#### INFORMATION SHOWN

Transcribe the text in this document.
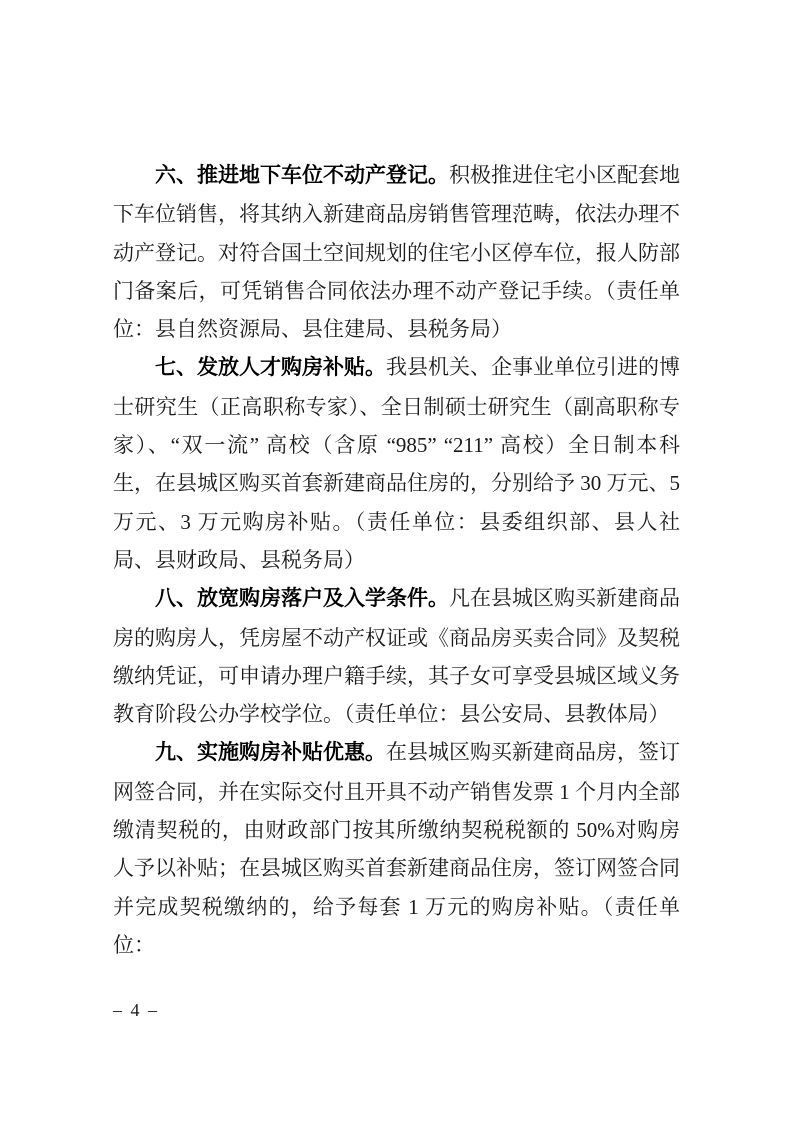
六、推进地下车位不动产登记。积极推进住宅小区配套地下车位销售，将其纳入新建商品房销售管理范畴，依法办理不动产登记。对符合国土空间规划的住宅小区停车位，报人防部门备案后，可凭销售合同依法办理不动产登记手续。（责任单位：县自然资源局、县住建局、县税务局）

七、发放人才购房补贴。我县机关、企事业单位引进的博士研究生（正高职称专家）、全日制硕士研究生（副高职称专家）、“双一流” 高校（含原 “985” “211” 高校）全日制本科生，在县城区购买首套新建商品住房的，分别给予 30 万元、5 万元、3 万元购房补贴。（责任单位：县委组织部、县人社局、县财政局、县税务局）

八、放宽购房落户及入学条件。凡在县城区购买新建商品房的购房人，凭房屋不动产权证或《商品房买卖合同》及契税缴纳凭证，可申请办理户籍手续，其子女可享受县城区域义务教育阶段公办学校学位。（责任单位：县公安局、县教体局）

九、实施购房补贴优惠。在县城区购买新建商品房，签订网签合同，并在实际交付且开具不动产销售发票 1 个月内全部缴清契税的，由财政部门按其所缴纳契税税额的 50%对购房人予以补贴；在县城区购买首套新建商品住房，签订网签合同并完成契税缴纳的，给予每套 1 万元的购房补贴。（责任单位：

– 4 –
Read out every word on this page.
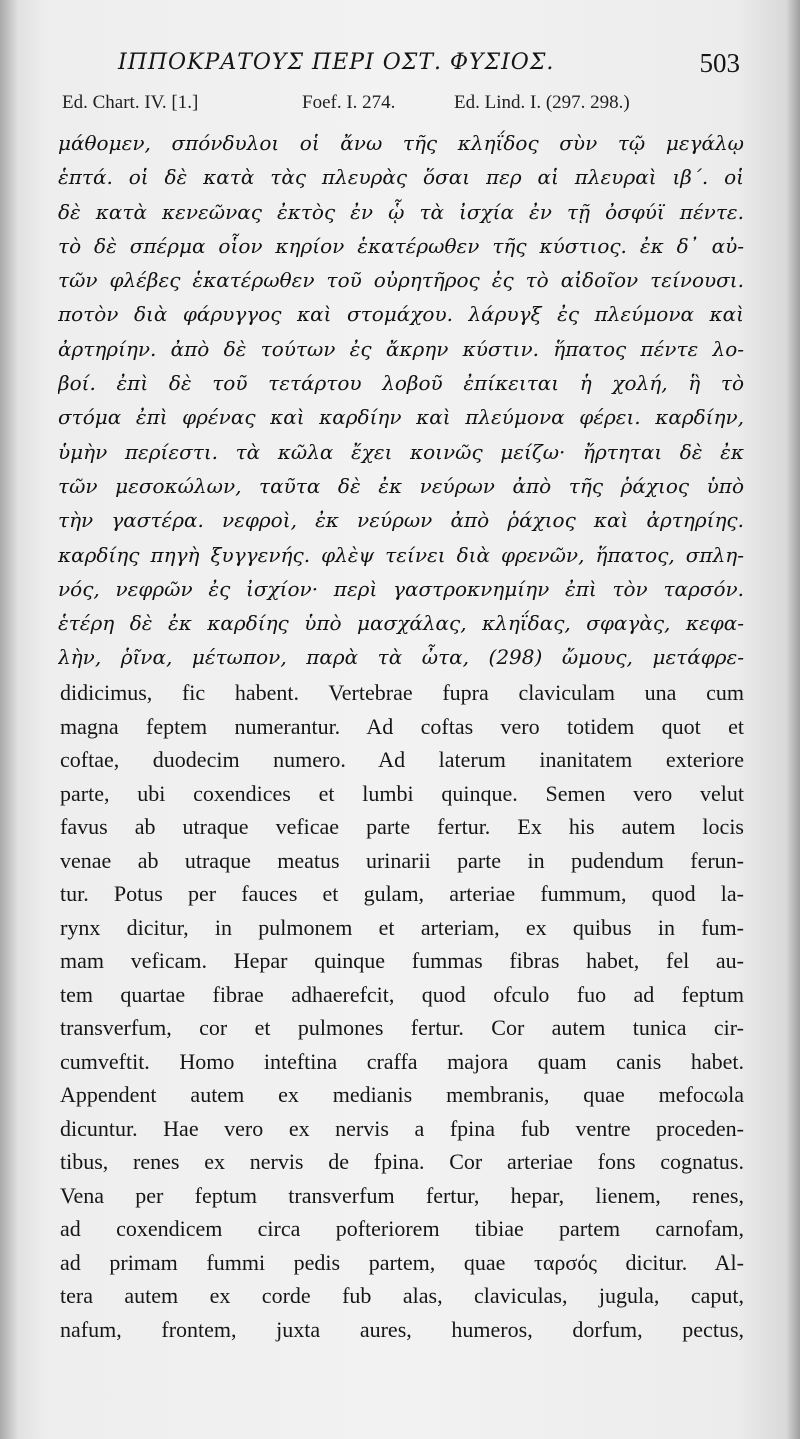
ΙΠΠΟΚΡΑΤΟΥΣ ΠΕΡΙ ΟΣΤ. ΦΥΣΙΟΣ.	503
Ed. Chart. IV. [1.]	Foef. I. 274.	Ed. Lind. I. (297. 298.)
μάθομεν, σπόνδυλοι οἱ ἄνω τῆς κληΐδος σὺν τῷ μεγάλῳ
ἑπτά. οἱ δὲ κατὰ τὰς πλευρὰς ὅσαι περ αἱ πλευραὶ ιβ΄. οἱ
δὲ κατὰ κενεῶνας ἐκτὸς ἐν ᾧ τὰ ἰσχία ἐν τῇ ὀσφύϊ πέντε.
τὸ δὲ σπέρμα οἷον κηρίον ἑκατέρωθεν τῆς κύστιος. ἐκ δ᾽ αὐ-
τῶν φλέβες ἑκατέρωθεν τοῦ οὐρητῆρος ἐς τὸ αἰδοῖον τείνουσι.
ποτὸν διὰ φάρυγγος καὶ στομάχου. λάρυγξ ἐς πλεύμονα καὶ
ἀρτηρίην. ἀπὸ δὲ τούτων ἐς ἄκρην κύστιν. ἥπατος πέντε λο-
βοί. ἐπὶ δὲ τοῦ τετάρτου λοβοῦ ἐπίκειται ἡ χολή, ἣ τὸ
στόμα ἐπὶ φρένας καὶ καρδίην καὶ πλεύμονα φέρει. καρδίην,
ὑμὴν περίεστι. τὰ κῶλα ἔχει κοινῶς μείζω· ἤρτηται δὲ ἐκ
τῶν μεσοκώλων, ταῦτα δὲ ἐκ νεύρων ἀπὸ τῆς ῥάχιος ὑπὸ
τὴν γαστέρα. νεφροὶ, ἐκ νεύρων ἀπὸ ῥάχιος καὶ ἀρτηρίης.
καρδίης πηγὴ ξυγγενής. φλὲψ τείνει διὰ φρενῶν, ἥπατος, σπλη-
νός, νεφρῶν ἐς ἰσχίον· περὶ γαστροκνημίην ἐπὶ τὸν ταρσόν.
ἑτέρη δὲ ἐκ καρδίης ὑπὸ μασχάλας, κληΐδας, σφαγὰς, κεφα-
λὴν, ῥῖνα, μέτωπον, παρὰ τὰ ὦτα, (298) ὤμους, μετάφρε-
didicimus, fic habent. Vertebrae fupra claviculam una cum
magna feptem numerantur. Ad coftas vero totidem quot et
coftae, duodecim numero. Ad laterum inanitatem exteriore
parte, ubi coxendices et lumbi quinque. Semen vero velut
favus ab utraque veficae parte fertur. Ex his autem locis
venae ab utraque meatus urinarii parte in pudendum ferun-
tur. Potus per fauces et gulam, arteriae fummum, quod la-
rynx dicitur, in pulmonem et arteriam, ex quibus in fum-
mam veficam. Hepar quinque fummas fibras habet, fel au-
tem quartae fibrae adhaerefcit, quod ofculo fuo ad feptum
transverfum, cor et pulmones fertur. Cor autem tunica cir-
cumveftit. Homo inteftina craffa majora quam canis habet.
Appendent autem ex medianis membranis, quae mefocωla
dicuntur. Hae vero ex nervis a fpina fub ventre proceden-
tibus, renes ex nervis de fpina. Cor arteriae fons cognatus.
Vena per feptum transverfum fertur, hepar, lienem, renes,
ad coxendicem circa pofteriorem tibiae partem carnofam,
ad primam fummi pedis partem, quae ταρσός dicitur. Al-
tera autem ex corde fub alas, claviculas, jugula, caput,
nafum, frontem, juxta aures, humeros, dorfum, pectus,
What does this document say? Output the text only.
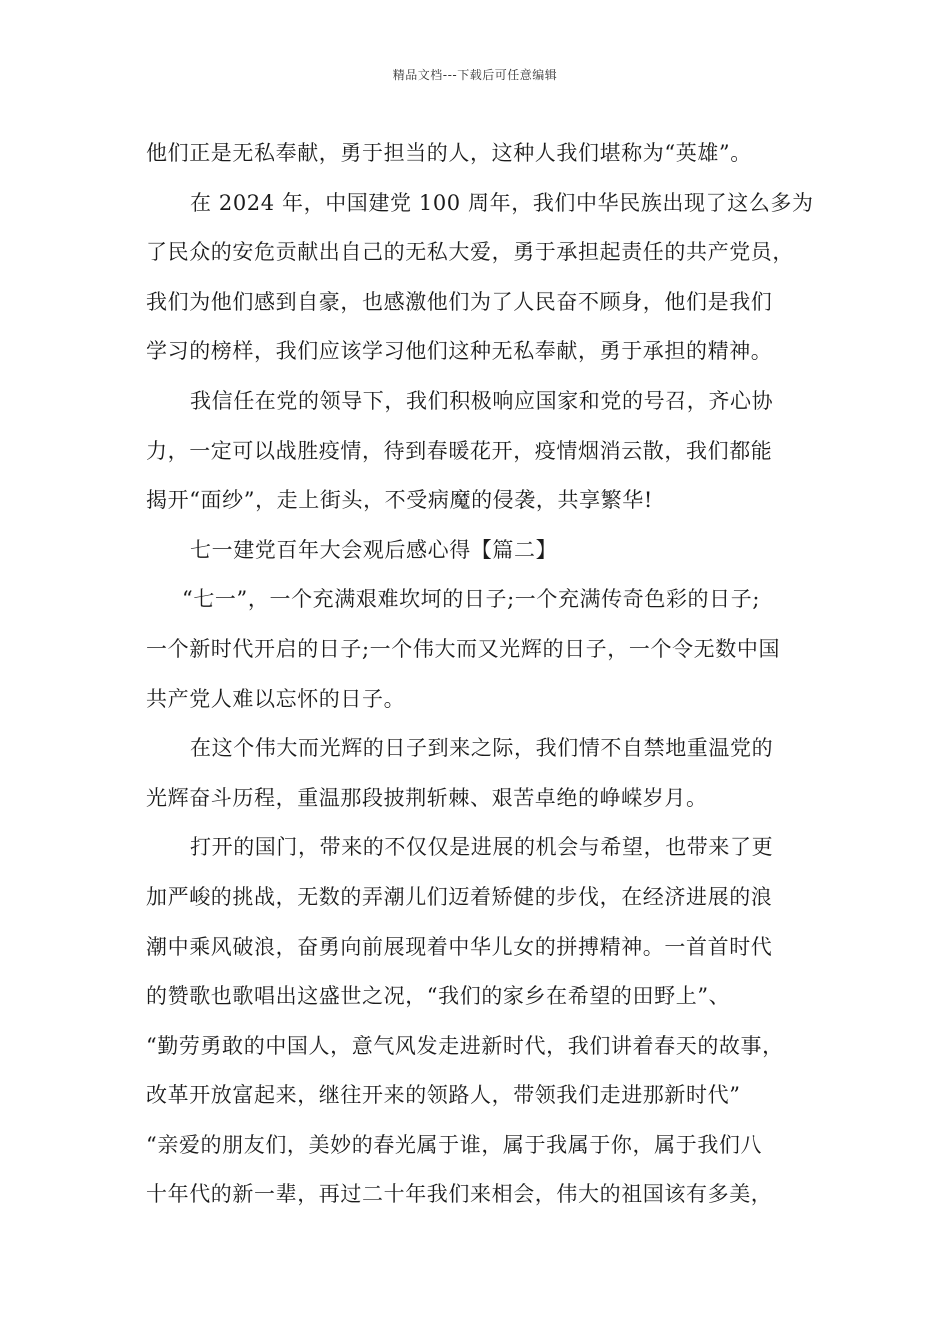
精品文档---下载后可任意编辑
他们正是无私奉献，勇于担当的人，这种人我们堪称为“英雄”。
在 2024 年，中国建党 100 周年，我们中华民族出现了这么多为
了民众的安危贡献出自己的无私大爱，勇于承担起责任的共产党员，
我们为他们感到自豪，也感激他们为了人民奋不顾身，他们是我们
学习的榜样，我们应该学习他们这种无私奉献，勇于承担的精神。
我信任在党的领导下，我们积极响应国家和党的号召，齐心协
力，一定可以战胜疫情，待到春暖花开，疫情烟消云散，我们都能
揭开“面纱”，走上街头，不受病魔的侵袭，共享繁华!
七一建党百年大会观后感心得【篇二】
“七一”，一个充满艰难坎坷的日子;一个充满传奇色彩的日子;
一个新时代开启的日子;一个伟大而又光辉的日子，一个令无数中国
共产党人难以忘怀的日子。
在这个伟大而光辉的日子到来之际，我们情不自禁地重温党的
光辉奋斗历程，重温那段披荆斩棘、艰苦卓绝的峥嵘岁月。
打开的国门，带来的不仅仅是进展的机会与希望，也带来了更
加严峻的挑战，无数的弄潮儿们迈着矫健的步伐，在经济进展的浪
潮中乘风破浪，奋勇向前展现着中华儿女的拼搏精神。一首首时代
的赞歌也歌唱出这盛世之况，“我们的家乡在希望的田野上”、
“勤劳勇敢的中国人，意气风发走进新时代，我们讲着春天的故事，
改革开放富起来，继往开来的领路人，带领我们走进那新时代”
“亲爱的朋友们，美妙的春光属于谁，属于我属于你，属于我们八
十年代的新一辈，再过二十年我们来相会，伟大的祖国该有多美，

########

- **WHAT IS NEEDED**:
Collect from the data above every line that includes "quinque".

- **EXERCISE ANSWER**:
parte, ubi coxendices et lumbi quinque. Semen vero velut
mam veficam. Hepar quinque fummas fibras habet, fel au-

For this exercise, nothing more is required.